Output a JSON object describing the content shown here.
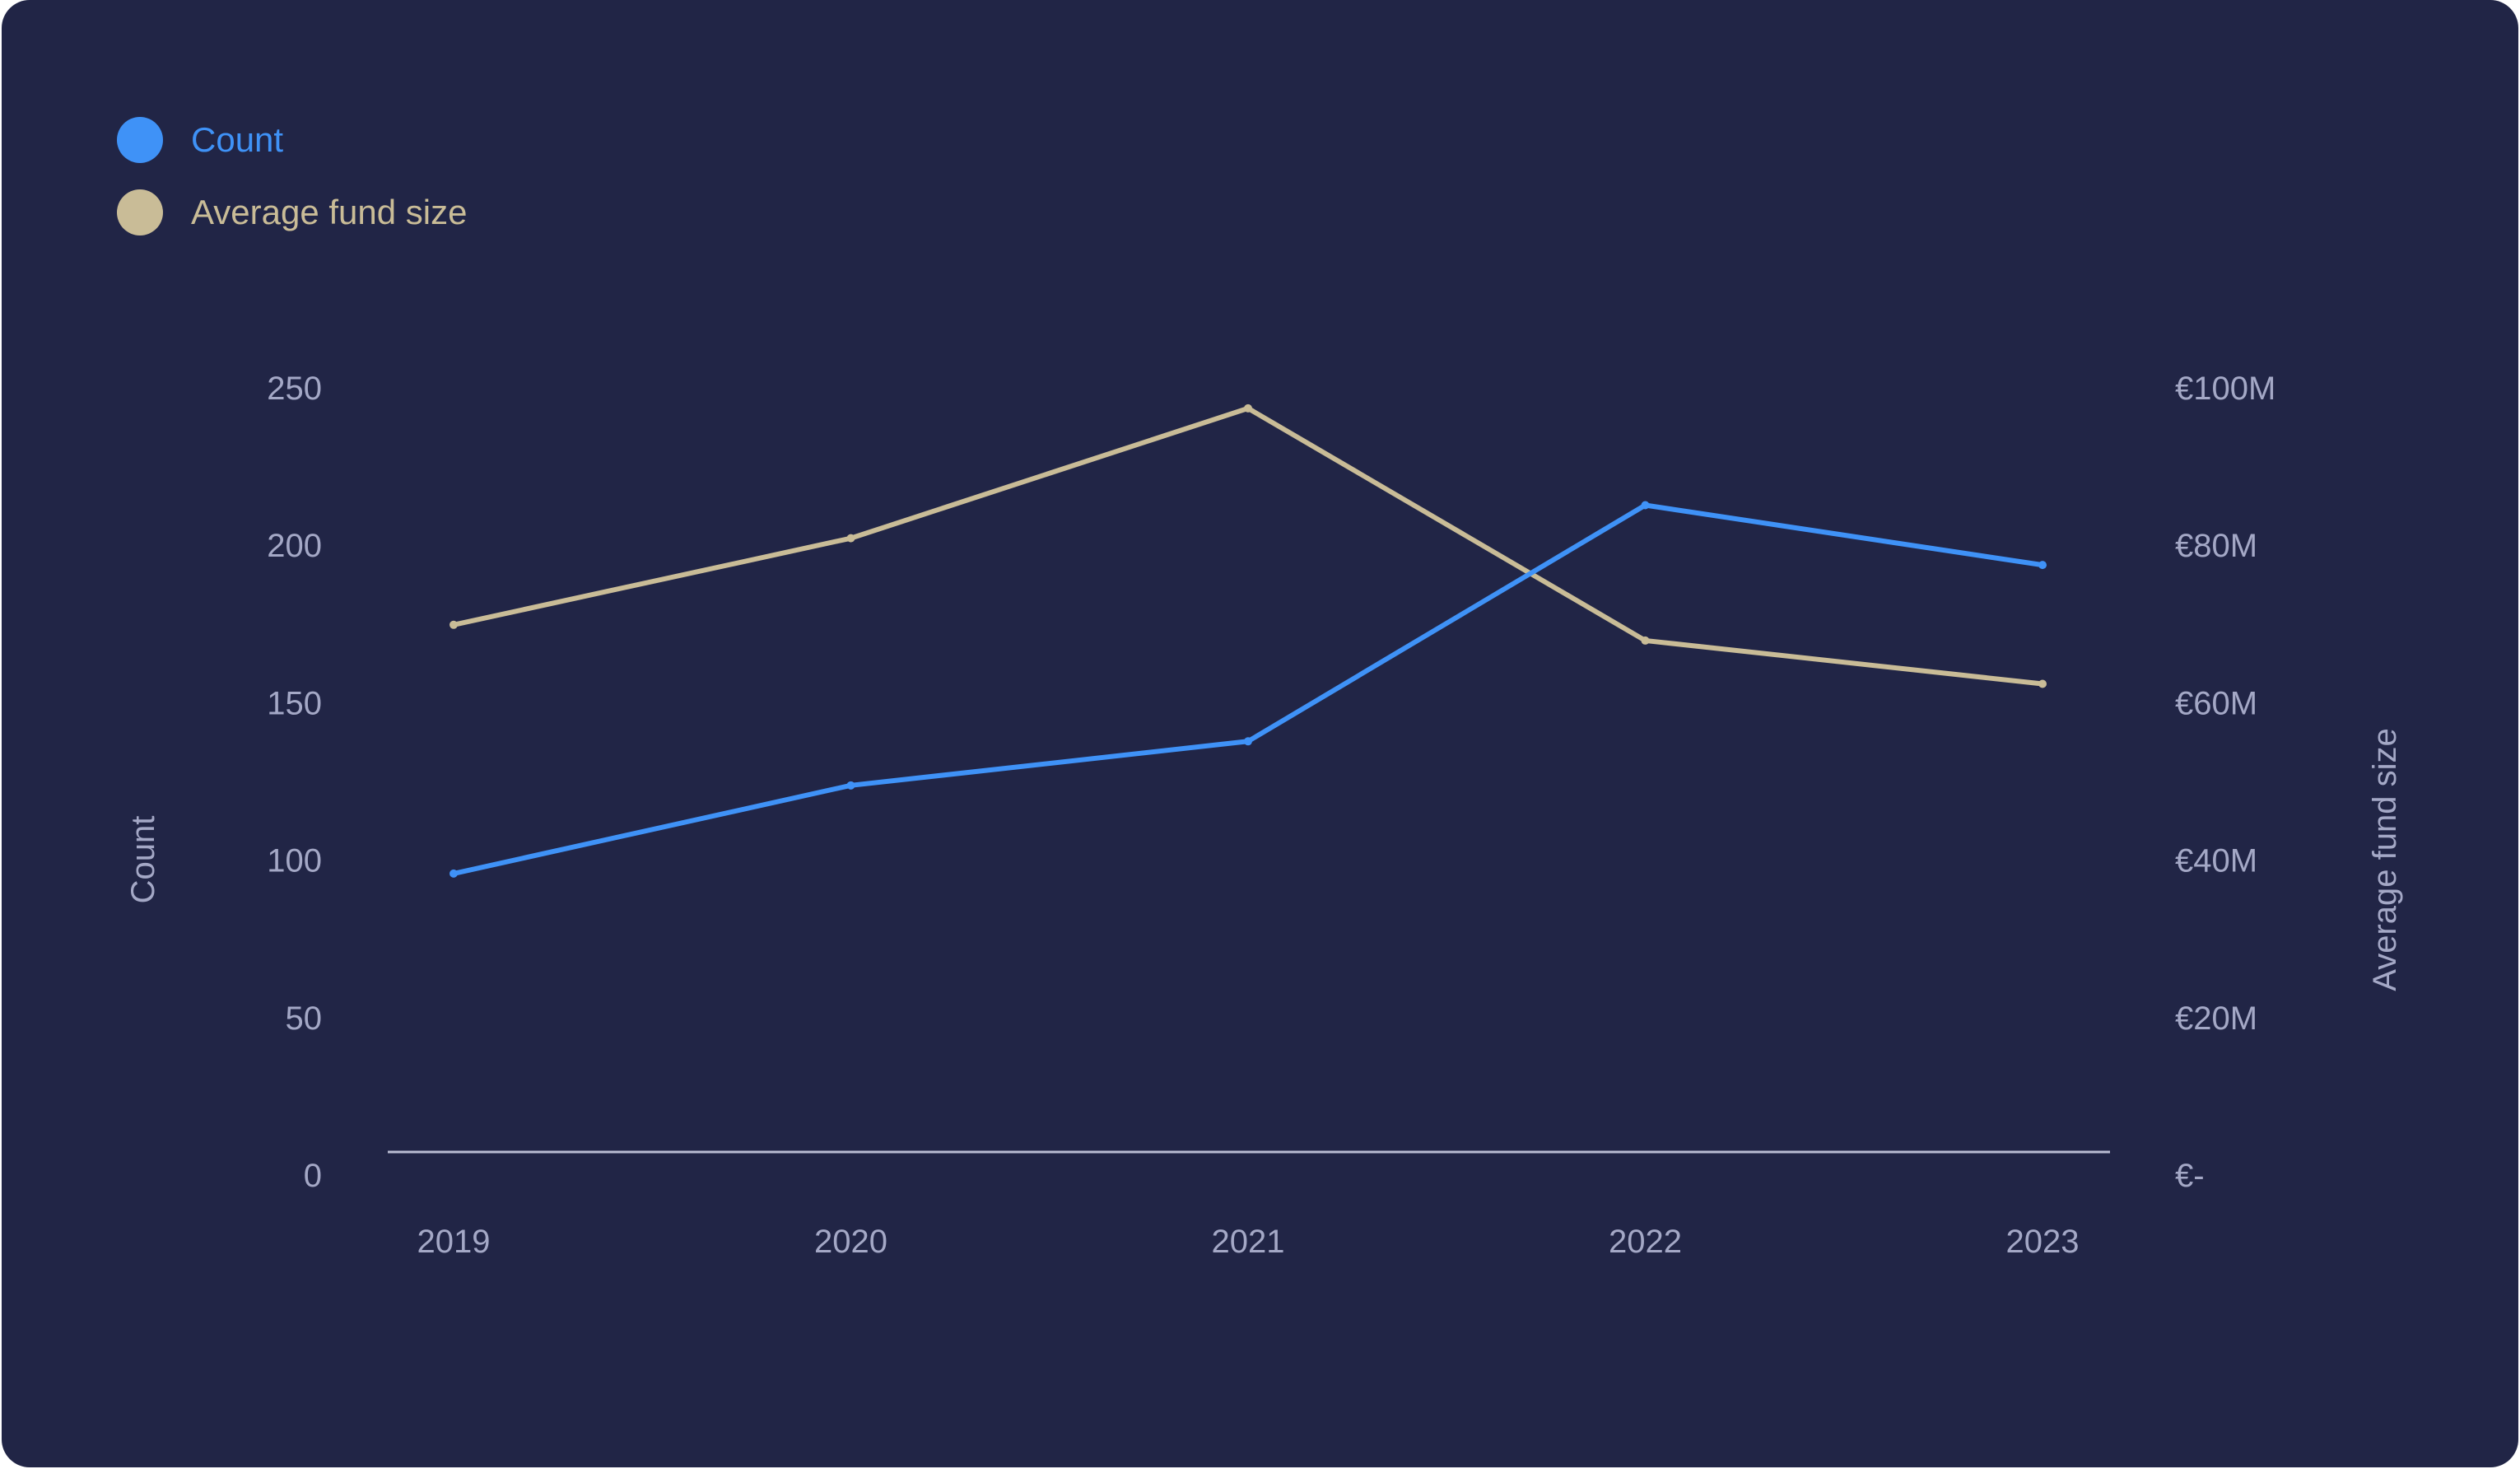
{
  "colors": {
    "background": "#212546",
    "count": "#3F92F7",
    "avg": "#C9BC97",
    "axis_text": "#A4A8C6",
    "baseline": "#B9BCD2"
  },
  "legend": [
    {
      "label": "Count",
      "color": "#3F92F7"
    },
    {
      "label": "Average fund size",
      "color": "#C9BC97"
    }
  ],
  "chart_data": {
    "type": "line",
    "x": [
      "2019",
      "2020",
      "2021",
      "2022",
      "2023"
    ],
    "series": [
      {
        "name": "Count",
        "axis": "left",
        "values": [
          96,
          124,
          138,
          213,
          194
        ]
      },
      {
        "name": "Average fund size",
        "axis": "right",
        "unit": "EUR millions",
        "values": [
          70,
          81,
          97.5,
          68,
          62.5
        ]
      }
    ],
    "y_left": {
      "label": "Count",
      "range": [
        0,
        250
      ],
      "ticks": [
        "250",
        "200",
        "150",
        "100",
        "50",
        "0"
      ],
      "tick_values": [
        250,
        200,
        150,
        100,
        50,
        0
      ]
    },
    "y_right": {
      "label": "Average fund size",
      "range": [
        0,
        100
      ],
      "ticks": [
        "€100M",
        "€80M",
        "€60M",
        "€40M",
        "€20M",
        "€-"
      ],
      "tick_values": [
        100,
        80,
        60,
        40,
        20,
        0
      ]
    },
    "grid": false,
    "legend_position": "top-left"
  }
}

Exercise
Transcribe the full listing above exactly, with the images removed.

Solution to the exercise
Output a JSON object describing the content shown here.
{
  "colors": {
    "background": "#212546",
    "count": "#3F92F7",
    "avg": "#C9BC97",
    "axis_text": "#A4A8C6",
    "baseline": "#B9BCD2"
  },
  "legend": [
    {
      "label": "Count",
      "color": "#3F92F7"
    },
    {
      "label": "Average fund size",
      "color": "#C9BC97"
    }
  ],
  "chart_data": {
    "type": "line",
    "x": [
      "2019",
      "2020",
      "2021",
      "2022",
      "2023"
    ],
    "series": [
      {
        "name": "Count",
        "axis": "left",
        "values": [
          96,
          124,
          138,
          213,
          194
        ]
      },
      {
        "name": "Average fund size",
        "axis": "right",
        "unit": "EUR millions",
        "values": [
          70,
          81,
          97.5,
          68,
          62.5
        ]
      }
    ],
    "y_left": {
      "label": "Count",
      "range": [
        0,
        250
      ],
      "ticks": [
        "250",
        "200",
        "150",
        "100",
        "50",
        "0"
      ],
      "tick_values": [
        250,
        200,
        150,
        100,
        50,
        0
      ]
    },
    "y_right": {
      "label": "Average fund size",
      "range": [
        0,
        100
      ],
      "ticks": [
        "€100M",
        "€80M",
        "€60M",
        "€40M",
        "€20M",
        "€-"
      ],
      "tick_values": [
        100,
        80,
        60,
        40,
        20,
        0
      ]
    },
    "grid": false,
    "legend_position": "top-left"
  }
}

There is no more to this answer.